WHAT IS ASKED: Return all lines that include the string "Crown".

(Saved entries)
+ + + + +
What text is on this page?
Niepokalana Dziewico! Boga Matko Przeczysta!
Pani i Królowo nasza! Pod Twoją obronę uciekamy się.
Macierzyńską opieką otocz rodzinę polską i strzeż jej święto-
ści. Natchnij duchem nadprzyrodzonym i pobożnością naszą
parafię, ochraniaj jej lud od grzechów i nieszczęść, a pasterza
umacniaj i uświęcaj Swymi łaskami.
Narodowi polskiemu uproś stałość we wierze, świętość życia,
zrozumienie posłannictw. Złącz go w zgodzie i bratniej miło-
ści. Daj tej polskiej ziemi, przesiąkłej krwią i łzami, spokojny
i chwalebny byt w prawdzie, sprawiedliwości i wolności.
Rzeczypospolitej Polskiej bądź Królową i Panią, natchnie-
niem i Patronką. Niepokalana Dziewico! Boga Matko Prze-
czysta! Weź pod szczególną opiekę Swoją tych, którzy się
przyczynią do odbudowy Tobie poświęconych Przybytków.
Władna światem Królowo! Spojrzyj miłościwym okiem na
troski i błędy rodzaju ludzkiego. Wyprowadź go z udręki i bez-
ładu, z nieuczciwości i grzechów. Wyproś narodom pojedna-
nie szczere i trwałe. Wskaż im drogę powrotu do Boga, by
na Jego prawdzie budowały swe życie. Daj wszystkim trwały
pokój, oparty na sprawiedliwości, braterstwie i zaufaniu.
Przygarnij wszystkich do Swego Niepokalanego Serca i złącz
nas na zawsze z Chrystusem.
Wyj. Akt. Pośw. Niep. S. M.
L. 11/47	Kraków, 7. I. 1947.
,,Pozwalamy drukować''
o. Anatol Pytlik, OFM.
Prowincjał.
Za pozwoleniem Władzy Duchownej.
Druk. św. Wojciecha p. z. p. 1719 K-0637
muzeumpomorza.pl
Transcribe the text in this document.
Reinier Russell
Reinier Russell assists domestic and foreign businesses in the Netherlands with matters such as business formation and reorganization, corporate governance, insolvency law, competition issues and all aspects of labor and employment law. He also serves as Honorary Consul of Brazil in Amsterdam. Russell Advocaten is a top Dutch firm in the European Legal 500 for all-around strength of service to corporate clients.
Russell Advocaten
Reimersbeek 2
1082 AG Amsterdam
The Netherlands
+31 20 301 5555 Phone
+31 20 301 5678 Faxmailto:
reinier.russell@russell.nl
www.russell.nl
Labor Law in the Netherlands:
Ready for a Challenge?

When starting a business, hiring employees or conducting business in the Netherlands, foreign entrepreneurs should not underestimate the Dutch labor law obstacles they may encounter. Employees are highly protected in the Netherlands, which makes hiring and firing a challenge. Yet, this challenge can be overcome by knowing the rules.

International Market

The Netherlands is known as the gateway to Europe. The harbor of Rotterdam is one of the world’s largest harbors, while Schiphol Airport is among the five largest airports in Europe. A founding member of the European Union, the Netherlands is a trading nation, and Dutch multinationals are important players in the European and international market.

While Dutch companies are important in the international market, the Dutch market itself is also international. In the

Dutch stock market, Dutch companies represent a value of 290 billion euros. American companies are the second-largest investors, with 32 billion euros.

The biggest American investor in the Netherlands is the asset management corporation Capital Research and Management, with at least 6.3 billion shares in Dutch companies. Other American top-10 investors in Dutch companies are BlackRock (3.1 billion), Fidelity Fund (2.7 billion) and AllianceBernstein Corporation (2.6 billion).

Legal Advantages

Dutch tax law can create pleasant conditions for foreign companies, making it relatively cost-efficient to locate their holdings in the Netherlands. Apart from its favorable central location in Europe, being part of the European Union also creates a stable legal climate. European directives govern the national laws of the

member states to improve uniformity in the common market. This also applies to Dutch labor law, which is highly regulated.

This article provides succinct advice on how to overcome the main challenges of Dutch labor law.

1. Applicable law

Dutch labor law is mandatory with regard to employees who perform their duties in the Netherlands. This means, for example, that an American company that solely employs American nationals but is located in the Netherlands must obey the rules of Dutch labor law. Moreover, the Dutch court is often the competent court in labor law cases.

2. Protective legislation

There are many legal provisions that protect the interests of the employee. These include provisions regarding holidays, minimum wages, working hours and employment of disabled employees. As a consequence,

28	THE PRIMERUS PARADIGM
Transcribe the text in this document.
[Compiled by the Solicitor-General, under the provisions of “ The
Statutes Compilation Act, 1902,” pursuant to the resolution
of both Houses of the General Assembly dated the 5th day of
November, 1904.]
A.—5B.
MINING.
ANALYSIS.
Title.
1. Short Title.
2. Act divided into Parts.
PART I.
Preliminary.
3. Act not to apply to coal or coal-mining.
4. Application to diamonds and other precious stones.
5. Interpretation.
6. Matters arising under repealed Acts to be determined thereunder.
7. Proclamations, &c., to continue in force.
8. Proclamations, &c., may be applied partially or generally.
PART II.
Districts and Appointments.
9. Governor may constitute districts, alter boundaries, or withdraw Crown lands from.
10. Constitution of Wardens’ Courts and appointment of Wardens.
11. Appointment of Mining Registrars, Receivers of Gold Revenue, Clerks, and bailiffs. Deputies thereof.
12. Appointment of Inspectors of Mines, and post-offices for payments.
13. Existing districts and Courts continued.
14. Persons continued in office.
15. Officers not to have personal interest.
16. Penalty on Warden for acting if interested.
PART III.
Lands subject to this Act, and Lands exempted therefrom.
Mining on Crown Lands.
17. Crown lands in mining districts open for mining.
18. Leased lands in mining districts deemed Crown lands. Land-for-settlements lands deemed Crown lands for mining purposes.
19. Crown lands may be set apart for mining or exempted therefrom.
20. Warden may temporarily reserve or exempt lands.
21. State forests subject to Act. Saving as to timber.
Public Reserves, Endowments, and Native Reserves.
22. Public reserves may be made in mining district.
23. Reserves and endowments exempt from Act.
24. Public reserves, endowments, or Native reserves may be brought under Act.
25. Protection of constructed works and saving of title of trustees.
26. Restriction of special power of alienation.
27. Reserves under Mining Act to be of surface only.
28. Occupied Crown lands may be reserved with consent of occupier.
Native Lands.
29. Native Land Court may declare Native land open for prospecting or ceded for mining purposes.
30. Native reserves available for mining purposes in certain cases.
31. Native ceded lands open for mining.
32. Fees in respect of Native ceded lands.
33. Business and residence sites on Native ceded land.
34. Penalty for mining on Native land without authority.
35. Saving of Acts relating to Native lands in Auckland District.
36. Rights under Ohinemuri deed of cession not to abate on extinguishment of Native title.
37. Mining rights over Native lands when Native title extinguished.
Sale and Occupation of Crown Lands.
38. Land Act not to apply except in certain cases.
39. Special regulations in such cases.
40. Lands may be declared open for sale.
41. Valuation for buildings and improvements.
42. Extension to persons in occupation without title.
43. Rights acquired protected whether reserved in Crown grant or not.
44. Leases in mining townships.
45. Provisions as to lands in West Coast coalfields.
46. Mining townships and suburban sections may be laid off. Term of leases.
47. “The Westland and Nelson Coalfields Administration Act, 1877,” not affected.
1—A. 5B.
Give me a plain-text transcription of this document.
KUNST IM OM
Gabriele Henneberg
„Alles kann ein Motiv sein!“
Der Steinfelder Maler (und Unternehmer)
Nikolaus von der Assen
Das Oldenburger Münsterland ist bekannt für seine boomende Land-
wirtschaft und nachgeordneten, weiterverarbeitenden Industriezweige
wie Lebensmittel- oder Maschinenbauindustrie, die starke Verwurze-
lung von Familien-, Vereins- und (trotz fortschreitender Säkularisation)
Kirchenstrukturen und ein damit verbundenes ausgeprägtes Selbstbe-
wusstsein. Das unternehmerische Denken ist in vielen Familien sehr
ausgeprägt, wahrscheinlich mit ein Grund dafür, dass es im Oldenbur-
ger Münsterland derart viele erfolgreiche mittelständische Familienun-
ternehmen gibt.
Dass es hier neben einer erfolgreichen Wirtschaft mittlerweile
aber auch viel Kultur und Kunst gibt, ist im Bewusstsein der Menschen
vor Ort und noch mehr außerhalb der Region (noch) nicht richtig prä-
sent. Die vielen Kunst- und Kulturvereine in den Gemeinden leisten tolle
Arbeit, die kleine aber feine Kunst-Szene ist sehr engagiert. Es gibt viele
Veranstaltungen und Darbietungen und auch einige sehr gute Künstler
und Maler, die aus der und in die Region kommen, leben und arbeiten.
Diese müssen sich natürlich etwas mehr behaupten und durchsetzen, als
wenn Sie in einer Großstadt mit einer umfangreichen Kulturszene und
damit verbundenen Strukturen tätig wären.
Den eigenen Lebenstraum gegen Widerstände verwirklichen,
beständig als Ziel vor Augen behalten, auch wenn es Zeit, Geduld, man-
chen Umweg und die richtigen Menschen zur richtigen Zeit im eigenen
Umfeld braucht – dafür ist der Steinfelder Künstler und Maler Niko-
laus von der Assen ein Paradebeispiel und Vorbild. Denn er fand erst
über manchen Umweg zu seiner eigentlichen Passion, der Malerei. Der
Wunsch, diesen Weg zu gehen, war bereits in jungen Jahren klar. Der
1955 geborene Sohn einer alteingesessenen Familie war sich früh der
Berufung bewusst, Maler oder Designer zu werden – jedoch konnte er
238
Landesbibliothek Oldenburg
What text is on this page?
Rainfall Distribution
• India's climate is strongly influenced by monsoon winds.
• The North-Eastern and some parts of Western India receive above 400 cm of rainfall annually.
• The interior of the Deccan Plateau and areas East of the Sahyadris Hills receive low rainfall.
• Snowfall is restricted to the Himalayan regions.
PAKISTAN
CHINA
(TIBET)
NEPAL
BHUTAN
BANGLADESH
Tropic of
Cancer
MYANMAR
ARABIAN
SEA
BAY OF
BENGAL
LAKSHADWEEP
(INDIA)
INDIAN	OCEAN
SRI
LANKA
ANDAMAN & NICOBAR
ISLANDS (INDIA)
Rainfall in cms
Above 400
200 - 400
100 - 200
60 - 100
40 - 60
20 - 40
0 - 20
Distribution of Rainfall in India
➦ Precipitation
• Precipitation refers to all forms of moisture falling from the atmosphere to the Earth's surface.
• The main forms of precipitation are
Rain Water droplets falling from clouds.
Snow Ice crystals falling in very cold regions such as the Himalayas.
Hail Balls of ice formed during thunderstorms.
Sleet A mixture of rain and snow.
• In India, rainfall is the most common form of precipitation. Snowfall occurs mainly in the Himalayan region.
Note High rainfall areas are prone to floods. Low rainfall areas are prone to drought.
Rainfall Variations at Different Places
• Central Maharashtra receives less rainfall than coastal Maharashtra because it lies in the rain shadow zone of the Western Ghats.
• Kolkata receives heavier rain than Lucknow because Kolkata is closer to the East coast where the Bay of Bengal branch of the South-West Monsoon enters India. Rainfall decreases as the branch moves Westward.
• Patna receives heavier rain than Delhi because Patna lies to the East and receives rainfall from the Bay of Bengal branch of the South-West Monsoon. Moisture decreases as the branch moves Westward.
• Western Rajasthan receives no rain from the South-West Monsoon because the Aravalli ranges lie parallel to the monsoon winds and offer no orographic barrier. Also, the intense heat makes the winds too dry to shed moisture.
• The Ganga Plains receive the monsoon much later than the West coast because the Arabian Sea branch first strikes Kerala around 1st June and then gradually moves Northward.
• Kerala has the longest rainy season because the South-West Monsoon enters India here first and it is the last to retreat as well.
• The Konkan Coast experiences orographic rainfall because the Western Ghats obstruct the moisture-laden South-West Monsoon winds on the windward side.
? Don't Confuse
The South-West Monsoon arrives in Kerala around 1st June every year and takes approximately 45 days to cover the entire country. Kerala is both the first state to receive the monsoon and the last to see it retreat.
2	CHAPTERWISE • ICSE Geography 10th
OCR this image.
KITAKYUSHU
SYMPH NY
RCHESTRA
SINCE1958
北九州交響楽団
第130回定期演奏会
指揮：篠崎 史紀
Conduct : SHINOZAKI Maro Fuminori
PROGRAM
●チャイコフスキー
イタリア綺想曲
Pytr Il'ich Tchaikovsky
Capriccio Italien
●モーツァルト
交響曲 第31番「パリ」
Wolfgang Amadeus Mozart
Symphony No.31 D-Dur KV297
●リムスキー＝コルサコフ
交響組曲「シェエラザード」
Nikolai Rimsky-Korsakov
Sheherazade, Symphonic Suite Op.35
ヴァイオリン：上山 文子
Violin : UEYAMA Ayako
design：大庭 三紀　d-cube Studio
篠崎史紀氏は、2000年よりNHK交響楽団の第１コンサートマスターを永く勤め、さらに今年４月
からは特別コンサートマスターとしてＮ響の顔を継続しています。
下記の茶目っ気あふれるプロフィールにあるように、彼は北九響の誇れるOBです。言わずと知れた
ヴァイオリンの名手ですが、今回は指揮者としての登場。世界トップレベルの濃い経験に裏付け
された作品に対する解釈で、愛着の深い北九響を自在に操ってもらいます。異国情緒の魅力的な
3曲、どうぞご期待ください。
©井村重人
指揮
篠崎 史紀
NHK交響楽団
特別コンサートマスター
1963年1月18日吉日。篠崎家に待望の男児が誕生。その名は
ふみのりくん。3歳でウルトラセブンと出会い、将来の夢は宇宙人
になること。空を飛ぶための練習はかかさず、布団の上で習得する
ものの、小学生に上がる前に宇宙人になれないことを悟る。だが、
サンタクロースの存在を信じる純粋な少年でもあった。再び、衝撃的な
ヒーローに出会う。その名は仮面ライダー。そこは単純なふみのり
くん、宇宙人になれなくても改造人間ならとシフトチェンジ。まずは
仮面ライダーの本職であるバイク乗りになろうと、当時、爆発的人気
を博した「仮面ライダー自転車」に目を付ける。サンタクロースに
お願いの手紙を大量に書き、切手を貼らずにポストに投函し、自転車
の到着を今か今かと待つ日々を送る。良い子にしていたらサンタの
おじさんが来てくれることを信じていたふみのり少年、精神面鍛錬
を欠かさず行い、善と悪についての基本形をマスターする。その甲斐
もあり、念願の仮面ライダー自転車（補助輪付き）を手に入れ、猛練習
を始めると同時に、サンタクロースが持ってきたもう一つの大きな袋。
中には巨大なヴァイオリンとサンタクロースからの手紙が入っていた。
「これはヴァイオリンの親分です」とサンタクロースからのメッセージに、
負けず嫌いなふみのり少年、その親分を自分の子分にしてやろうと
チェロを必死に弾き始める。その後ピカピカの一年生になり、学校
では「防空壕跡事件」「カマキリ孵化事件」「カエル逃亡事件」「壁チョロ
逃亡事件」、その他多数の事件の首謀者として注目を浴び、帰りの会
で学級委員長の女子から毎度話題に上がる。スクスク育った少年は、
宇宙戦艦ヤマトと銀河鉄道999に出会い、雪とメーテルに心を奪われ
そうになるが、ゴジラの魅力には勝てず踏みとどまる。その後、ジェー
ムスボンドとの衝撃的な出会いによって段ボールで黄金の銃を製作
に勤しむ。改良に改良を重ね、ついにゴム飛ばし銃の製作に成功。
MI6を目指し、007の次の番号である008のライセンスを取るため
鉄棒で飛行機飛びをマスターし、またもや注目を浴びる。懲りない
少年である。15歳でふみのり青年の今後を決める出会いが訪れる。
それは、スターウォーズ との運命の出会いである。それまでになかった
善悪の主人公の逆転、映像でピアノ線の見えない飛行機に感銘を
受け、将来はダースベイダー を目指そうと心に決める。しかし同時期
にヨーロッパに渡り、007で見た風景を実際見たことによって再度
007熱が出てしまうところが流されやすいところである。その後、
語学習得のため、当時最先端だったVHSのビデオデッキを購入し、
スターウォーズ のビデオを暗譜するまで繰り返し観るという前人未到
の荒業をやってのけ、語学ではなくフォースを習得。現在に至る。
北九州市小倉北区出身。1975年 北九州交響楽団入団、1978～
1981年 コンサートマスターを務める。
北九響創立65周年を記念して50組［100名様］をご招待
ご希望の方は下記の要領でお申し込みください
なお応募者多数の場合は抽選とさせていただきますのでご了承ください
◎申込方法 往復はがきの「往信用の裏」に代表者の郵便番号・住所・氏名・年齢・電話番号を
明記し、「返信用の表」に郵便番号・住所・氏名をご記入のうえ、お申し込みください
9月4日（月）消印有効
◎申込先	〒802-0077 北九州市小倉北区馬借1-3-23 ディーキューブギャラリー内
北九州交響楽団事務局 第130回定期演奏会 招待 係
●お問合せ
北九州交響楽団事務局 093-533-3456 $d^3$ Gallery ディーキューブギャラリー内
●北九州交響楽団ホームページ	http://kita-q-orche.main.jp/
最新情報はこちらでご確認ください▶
+ + + + +
OUTPUT OF THE TASK:
9. Governor may constitute districts, alter boundaries, or withdraw Crown lands from.
Mining on Crown Lands.
17. Crown lands in mining districts open for mining.
18. Leased lands in mining districts deemed Crown lands. Land-for-settlements lands deemed Crown lands for mining purposes.
19. Crown lands may be set apart for mining or exempted therefrom.
28. Occupied Crown lands may be reserved with consent of occupier.
Sale and Occupation of Crown Lands.
43. Rights acquired protected whether reserved in Crown grant or not.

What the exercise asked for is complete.